STORED DATA ->
┌──

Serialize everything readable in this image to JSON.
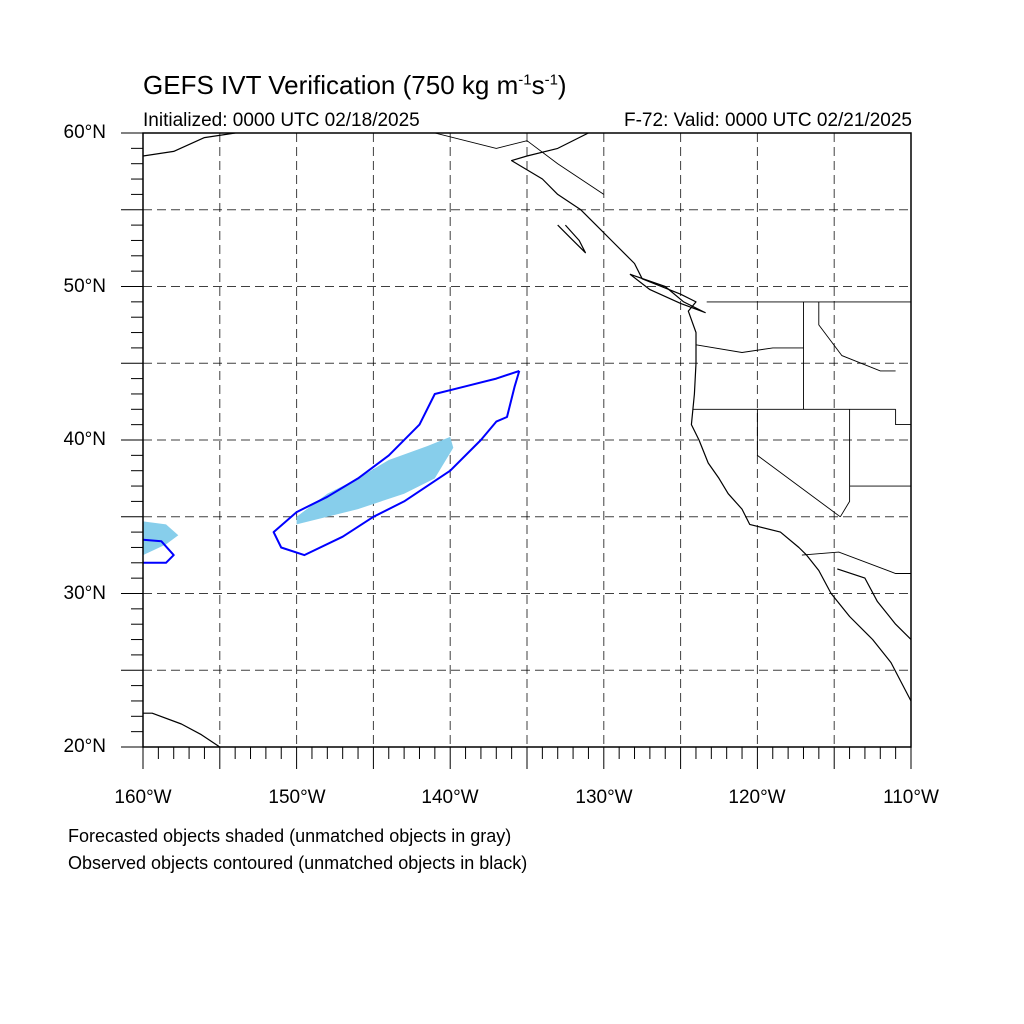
{
  "title": {
    "prefix": "GEFS IVT Verification (750 kg m",
    "sup1": "-1",
    "mid": "s",
    "sup2": "-1",
    "suffix": ")"
  },
  "initialized": "Initialized: 0000 UTC 02/18/2025",
  "valid": "F-72: Valid: 0000 UTC 02/21/2025",
  "lat_labels": [
    "60°N",
    "50°N",
    "40°N",
    "30°N",
    "20°N"
  ],
  "lon_labels": [
    "160°W",
    "150°W",
    "140°W",
    "130°W",
    "120°W",
    "110°W"
  ],
  "notes": [
    "Forecasted objects shaded (unmatched objects in gray)",
    "Observed objects contoured (unmatched objects in black)"
  ],
  "colors": {
    "forecast_fill": "#87ceeb",
    "observed_contour": "#0000ff",
    "coastline": "#000000",
    "grid": "#000000"
  },
  "map": {
    "projection": "cylindrical equidistant",
    "lon_range": [
      -160,
      -110
    ],
    "lat_range": [
      20,
      60
    ],
    "grid": "dashed every 5 degrees",
    "forecast_objects": [
      {
        "name": "forecast-object-main",
        "lonlat": [
          [
            -150,
            35
          ],
          [
            -148,
            36.5
          ],
          [
            -146,
            37.5
          ],
          [
            -144,
            38.7
          ],
          [
            -141.5,
            39.6
          ],
          [
            -140,
            40.2
          ],
          [
            -139.8,
            39.5
          ],
          [
            -141,
            37.5
          ],
          [
            -143,
            36.5
          ],
          [
            -146,
            35.5
          ],
          [
            -148,
            35
          ],
          [
            -150,
            34.5
          ]
        ]
      },
      {
        "name": "forecast-object-west",
        "lonlat": [
          [
            -160,
            34.7
          ],
          [
            -158.5,
            34.5
          ],
          [
            -157.7,
            33.8
          ],
          [
            -158.5,
            33.2
          ],
          [
            -160,
            32.5
          ]
        ]
      }
    ],
    "observed_objects": [
      {
        "name": "observed-contour-main",
        "lonlat": [
          [
            -135.5,
            44.5
          ],
          [
            -135.8,
            43.5
          ],
          [
            -136.3,
            41.5
          ],
          [
            -137,
            41.2
          ],
          [
            -138,
            40
          ],
          [
            -140,
            38
          ],
          [
            -143,
            36
          ],
          [
            -145,
            35
          ],
          [
            -147,
            33.7
          ],
          [
            -149.5,
            32.5
          ],
          [
            -151,
            33
          ],
          [
            -151.5,
            34
          ],
          [
            -150,
            35.3
          ],
          [
            -148,
            36.3
          ],
          [
            -146,
            37.5
          ],
          [
            -144,
            39
          ],
          [
            -142,
            41
          ],
          [
            -141,
            43
          ],
          [
            -139,
            43.5
          ],
          [
            -137,
            44
          ],
          [
            -135.5,
            44.5
          ]
        ]
      },
      {
        "name": "observed-contour-west",
        "lonlat": [
          [
            -160,
            33.5
          ],
          [
            -158.8,
            33.4
          ],
          [
            -158,
            32.5
          ],
          [
            -158.5,
            32
          ],
          [
            -160,
            32
          ]
        ]
      }
    ],
    "coastlines": [
      {
        "name": "north-america-coast",
        "lonlat": [
          [
            -131,
            60
          ],
          [
            -133,
            59
          ],
          [
            -135,
            58.5
          ],
          [
            -136,
            58.2
          ],
          [
            -134,
            57
          ],
          [
            -133,
            56
          ],
          [
            -131.5,
            55
          ],
          [
            -130.5,
            54
          ],
          [
            -129.5,
            53
          ],
          [
            -128,
            51.5
          ],
          [
            -127.5,
            50.5
          ],
          [
            -125,
            49.5
          ],
          [
            -124,
            49
          ],
          [
            -124.5,
            48.4
          ],
          [
            -124,
            47
          ],
          [
            -124,
            46.2
          ],
          [
            -124,
            45
          ],
          [
            -124.1,
            43
          ],
          [
            -124.3,
            41
          ],
          [
            -123.8,
            40
          ],
          [
            -123.2,
            38.5
          ],
          [
            -122.5,
            37.5
          ],
          [
            -121.9,
            36.5
          ],
          [
            -121,
            35.5
          ],
          [
            -120.5,
            34.5
          ],
          [
            -118.5,
            34
          ],
          [
            -117.3,
            33
          ],
          [
            -116.8,
            32.5
          ],
          [
            -116,
            31.5
          ],
          [
            -115.2,
            30
          ],
          [
            -114,
            28.5
          ],
          [
            -112.5,
            27
          ],
          [
            -111.3,
            25.5
          ],
          [
            -110,
            23
          ]
        ]
      },
      {
        "name": "gulf-of-california-east-coast",
        "lonlat": [
          [
            -114.8,
            31.6
          ],
          [
            -113,
            31
          ],
          [
            -112.2,
            29.5
          ],
          [
            -111,
            28
          ],
          [
            -110,
            27
          ]
        ]
      },
      {
        "name": "alaska-coast",
        "lonlat": [
          [
            -160,
            58.5
          ],
          [
            -158,
            58.8
          ],
          [
            -156,
            59.7
          ],
          [
            -154,
            60
          ]
        ]
      },
      {
        "name": "hawaii-islands",
        "lonlat": [
          [
            -160,
            22.2
          ],
          [
            -159.4,
            22.2
          ],
          [
            -157.5,
            21.5
          ],
          [
            -156.2,
            20.8
          ],
          [
            -155,
            20
          ]
        ]
      },
      {
        "name": "vancouver-island",
        "lonlat": [
          [
            -128.3,
            50.8
          ],
          [
            -126,
            50
          ],
          [
            -124.8,
            49
          ],
          [
            -123.4,
            48.3
          ],
          [
            -125,
            48.9
          ],
          [
            -127,
            49.8
          ],
          [
            -128.3,
            50.8
          ]
        ]
      },
      {
        "name": "haida-gwaii",
        "lonlat": [
          [
            -133,
            54
          ],
          [
            -132.2,
            53.2
          ],
          [
            -131.2,
            52.2
          ],
          [
            -131.6,
            53
          ],
          [
            -132.5,
            54
          ]
        ]
      }
    ],
    "borders": [
      {
        "name": "us-canada-border",
        "lonlat": [
          [
            -123.3,
            49
          ],
          [
            -110,
            49
          ]
        ]
      },
      {
        "name": "canada-alaska-border",
        "lonlat": [
          [
            -141,
            60
          ],
          [
            -137,
            59
          ],
          [
            -135,
            59.5
          ],
          [
            -133,
            58
          ],
          [
            -130,
            56
          ]
        ]
      },
      {
        "name": "or-wa-border",
        "lonlat": [
          [
            -124,
            46.2
          ],
          [
            -121,
            45.7
          ],
          [
            -119,
            46
          ],
          [
            -117,
            46
          ]
        ]
      },
      {
        "name": "ca-or-border",
        "lonlat": [
          [
            -124.2,
            42
          ],
          [
            -117,
            42
          ],
          [
            -111,
            42
          ]
        ]
      },
      {
        "name": "ca-nv-border",
        "lonlat": [
          [
            -120,
            42
          ],
          [
            -120,
            39
          ],
          [
            -114.6,
            35
          ]
        ]
      },
      {
        "name": "wa-id-border",
        "lonlat": [
          [
            -117,
            49
          ],
          [
            -117,
            42
          ]
        ]
      },
      {
        "name": "id-mt-border",
        "lonlat": [
          [
            -116,
            49
          ],
          [
            -116,
            47.5
          ],
          [
            -114.5,
            45.5
          ],
          [
            -112,
            44.5
          ],
          [
            -111,
            44.5
          ]
        ]
      },
      {
        "name": "az-nv-border",
        "lonlat": [
          [
            -114,
            42
          ],
          [
            -114,
            36
          ],
          [
            -114.6,
            35
          ]
        ]
      },
      {
        "name": "us-mexico-border",
        "lonlat": [
          [
            -117.1,
            32.5
          ],
          [
            -114.7,
            32.7
          ],
          [
            -111,
            31.3
          ],
          [
            -110,
            31.3
          ]
        ]
      },
      {
        "name": "ut-border",
        "lonlat": [
          [
            -111,
            42
          ],
          [
            -111,
            41
          ],
          [
            -109,
            41
          ]
        ]
      },
      {
        "name": "az-ut-border",
        "lonlat": [
          [
            -114,
            37
          ],
          [
            -110,
            37
          ]
        ]
      }
    ]
  }
}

└──

Each line in the entries above that includes the string "grid" should be extracted.

    "grid": "#000000"
    "grid": "dashed every 5 degrees",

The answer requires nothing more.